Short problem
Exactly reproduce each line of the listing that follows.
START Data provided
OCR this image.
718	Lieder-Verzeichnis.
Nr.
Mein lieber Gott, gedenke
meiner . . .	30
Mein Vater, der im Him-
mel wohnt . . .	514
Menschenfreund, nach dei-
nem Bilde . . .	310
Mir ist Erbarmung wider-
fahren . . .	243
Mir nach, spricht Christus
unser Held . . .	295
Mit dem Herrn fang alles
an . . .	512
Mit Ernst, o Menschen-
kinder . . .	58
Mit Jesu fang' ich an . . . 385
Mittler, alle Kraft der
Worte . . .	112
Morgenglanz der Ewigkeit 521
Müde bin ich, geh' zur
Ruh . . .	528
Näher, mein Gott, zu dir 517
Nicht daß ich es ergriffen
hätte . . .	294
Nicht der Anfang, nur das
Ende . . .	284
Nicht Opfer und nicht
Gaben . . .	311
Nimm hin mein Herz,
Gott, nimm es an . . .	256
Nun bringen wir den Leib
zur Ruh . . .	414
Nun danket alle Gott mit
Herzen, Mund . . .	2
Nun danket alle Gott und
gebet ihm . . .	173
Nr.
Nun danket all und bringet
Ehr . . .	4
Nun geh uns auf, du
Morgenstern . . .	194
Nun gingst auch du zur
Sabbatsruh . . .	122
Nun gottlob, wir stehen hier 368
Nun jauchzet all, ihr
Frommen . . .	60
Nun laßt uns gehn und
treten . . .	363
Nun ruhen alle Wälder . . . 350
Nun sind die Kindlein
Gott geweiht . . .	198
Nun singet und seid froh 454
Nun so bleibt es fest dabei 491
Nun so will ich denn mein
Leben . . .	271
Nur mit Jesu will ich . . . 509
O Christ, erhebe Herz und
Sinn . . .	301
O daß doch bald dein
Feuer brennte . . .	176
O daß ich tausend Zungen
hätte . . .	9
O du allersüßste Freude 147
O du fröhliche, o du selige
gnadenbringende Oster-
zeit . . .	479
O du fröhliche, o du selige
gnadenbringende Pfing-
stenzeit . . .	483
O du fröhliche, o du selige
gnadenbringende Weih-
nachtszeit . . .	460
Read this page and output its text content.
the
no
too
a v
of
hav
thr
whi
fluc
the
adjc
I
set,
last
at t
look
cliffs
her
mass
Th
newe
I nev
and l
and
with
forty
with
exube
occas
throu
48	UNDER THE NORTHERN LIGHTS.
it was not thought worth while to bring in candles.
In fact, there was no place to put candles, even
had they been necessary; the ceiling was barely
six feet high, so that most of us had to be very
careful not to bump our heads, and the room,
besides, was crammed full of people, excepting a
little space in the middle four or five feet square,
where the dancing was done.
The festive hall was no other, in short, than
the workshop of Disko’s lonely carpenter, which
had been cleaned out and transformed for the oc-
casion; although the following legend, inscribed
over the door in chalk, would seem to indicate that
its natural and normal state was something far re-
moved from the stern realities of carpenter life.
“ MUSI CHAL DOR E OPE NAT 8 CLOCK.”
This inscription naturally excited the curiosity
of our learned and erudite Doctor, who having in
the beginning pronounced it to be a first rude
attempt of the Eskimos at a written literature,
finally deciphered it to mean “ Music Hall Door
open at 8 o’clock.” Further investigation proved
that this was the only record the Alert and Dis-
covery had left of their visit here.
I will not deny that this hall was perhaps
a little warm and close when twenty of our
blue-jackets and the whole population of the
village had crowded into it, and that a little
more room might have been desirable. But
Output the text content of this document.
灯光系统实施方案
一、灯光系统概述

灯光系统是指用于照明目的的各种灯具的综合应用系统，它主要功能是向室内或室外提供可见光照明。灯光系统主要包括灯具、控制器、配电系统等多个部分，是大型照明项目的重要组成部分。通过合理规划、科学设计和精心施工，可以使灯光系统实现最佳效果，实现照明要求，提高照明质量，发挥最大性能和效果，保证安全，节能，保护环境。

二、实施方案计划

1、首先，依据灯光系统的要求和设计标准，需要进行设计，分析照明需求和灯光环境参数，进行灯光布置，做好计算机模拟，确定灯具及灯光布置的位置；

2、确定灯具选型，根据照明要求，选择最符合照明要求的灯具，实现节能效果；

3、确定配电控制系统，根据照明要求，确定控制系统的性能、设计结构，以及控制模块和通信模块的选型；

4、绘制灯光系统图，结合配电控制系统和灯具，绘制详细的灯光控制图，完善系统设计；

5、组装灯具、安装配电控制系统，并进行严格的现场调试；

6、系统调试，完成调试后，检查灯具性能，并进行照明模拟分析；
END Data provided
Result of the task
OCR this image.
718	Lieder-Verzeichnis.
Nr.
Mein lieber Gott, gedenke
meiner . . .	30
Mein Vater, der im Him-
mel wohnt . . .	514
Menschenfreund, nach dei-
nem Bilde . . .	310
Mir ist Erbarmung wider-
fahren . . .	243
Mir nach, spricht Christus
unser Held . . .	295
Mit dem Herrn fang alles
an . . .	512
Mit Ernst, o Menschen-
kinder . . .	58
Mit Jesu fang' ich an . . . 385
Mittler, alle Kraft der
Worte . . .	112
Morgenglanz der Ewigkeit 521
Müde bin ich, geh' zur
Ruh . . .	528
Näher, mein Gott, zu dir 517
Nicht daß ich es ergriffen
hätte . . .	294
Nicht der Anfang, nur das
Ende . . .	284
Nicht Opfer und nicht
Gaben . . .	311
Nimm hin mein Herz,
Gott, nimm es an . . .	256
Nun bringen wir den Leib
zur Ruh . . .	414
Nun danket alle Gott mit
Herzen, Mund . . .	2
Nun danket alle Gott und
gebet ihm . . .	173
Nr.
Nun danket all und bringet
Ehr . . .	4
Nun geh uns auf, du
Morgenstern . . .	194
Nun gingst auch du zur
Sabbatsruh . . .	122
Nun gottlob, wir stehen hier 368
Nun jauchzet all, ihr
Frommen . . .	60
Nun laßt uns gehn und
treten . . .	363
Nun ruhen alle Wälder . . . 350
Nun sind die Kindlein
Gott geweiht . . .	198
Nun singet und seid froh 454
Nun so bleibt es fest dabei 491
Nun so will ich denn mein
Leben . . .	271
Nur mit Jesu will ich . . . 509
O Christ, erhebe Herz und
Sinn . . .	301
O daß doch bald dein
Feuer brennte . . .	176
O daß ich tausend Zungen
hätte . . .	9
O du allersüßste Freude 147
O du fröhliche, o du selige
gnadenbringende Oster-
zeit . . .	479
O du fröhliche, o du selige
gnadenbringende Pfing-
stenzeit . . .	483
O du fröhliche, o du selige
gnadenbringende Weih-
nachtszeit . . .	460
Read this page and output its text content.
the
no
too
a v
of
hav
thr
whi
fluc
the
adjc
I
set,
last
at t
look
cliffs
her
mass
Th
newe
I nev
and l
and
with
forty
with
exube
occas
throu
48	UNDER THE NORTHERN LIGHTS.
it was not thought worth while to bring in candles.
In fact, there was no place to put candles, even
had they been necessary; the ceiling was barely
six feet high, so that most of us had to be very
careful not to bump our heads, and the room,
besides, was crammed full of people, excepting a
little space in the middle four or five feet square,
where the dancing was done.
The festive hall was no other, in short, than
the workshop of Disko’s lonely carpenter, which
had been cleaned out and transformed for the oc-
casion; although the following legend, inscribed
over the door in chalk, would seem to indicate that
its natural and normal state was something far re-
moved from the stern realities of carpenter life.
“ MUSI CHAL DOR E OPE NAT 8 CLOCK.”
This inscription naturally excited the curiosity
of our learned and erudite Doctor, who having in
the beginning pronounced it to be a first rude
attempt of the Eskimos at a written literature,
finally deciphered it to mean “ Music Hall Door
open at 8 o’clock.” Further investigation proved
that this was the only record the Alert and Dis-
covery had left of their visit here.
I will not deny that this hall was perhaps
a little warm and close when twenty of our
blue-jackets and the whole population of the
village had crowded into it, and that a little
more room might have been desirable. But
Output the text content of this document.
灯光系统实施方案
一、灯光系统概述

灯光系统是指用于照明目的的各种灯具的综合应用系统，它主要功能是向室内或室外提供可见光照明。灯光系统主要包括灯具、控制器、配电系统等多个部分，是大型照明项目的重要组成部分。通过合理规划、科学设计和精心施工，可以使灯光系统实现最佳效果，实现照明要求，提高照明质量，发挥最大性能和效果，保证安全，节能，保护环境。

二、实施方案计划

1、首先，依据灯光系统的要求和设计标准，需要进行设计，分析照明需求和灯光环境参数，进行灯光布置，做好计算机模拟，确定灯具及灯光布置的位置；

2、确定灯具选型，根据照明要求，选择最符合照明要求的灯具，实现节能效果；

3、确定配电控制系统，根据照明要求，确定控制系统的性能、设计结构，以及控制模块和通信模块的选型；

4、绘制灯光系统图，结合配电控制系统和灯具，绘制详细的灯光控制图，完善系统设计；

5、组装灯具、安装配电控制系统，并进行严格的现场调试；

6、系统调试，完成调试后，检查灯具性能，并进行照明模拟分析；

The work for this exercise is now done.